+++ Provided information +++

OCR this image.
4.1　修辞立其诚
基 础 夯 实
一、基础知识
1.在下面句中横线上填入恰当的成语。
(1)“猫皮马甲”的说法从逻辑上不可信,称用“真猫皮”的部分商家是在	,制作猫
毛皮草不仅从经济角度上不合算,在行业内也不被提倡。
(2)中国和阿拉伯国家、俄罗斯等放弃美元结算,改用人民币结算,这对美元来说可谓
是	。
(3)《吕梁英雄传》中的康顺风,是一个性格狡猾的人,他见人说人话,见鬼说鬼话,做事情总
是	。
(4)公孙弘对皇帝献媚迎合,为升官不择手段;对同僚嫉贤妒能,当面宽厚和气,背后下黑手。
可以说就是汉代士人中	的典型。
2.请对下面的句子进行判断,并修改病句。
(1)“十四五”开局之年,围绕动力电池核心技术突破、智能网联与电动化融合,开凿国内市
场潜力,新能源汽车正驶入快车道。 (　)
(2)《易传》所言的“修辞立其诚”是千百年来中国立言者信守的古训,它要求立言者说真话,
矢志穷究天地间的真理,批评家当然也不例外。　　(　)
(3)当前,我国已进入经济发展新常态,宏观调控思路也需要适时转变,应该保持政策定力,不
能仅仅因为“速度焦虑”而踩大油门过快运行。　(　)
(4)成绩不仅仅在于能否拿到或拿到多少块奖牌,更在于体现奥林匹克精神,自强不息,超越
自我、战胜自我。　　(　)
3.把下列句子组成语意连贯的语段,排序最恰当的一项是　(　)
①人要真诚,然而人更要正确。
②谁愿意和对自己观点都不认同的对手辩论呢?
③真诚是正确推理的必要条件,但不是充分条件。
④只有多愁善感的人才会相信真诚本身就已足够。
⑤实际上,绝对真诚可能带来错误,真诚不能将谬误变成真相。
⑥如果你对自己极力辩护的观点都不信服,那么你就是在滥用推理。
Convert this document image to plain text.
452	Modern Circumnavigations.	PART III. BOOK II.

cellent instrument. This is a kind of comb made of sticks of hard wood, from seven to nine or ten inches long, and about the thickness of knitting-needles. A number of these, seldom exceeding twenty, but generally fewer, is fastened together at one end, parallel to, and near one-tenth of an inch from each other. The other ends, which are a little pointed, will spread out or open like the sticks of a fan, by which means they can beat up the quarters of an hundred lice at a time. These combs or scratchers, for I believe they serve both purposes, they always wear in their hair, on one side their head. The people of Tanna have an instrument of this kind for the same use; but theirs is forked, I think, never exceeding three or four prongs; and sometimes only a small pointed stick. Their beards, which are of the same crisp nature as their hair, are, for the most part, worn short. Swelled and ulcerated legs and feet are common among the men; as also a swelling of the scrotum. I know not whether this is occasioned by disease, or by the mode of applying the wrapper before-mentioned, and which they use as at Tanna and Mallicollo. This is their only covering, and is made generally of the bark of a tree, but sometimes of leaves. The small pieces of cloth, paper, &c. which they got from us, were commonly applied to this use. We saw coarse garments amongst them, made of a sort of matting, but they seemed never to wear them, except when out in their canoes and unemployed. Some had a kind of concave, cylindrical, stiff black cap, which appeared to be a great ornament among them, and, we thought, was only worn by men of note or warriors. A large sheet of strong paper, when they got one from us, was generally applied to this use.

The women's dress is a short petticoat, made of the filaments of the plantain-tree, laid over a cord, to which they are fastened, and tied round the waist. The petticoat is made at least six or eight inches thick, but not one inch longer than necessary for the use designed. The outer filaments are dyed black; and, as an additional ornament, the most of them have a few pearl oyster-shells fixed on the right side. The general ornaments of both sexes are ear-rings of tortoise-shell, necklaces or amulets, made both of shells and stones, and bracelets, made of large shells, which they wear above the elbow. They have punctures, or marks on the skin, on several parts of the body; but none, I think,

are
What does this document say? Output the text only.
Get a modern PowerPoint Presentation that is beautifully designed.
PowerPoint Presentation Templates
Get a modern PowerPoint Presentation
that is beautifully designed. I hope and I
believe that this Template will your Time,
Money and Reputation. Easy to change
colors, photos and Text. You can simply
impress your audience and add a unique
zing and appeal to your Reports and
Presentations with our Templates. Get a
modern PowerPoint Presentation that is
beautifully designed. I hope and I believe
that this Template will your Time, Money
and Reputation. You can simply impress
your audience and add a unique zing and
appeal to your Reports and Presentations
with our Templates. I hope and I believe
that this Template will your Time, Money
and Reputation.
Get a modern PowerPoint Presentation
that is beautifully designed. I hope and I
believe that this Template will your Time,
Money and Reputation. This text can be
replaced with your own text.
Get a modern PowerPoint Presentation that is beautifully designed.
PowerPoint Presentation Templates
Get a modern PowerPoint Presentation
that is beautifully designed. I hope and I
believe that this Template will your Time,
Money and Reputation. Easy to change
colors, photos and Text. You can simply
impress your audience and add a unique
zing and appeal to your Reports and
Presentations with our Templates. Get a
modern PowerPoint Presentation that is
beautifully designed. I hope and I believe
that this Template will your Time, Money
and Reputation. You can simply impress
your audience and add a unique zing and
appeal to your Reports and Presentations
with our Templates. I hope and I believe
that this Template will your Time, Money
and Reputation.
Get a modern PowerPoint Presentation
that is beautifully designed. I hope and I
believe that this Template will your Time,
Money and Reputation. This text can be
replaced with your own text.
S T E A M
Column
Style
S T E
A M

+++

*Exercise prompt*. Count the lines above that contain the word "document". Give only the number.

*Expected answer*. 2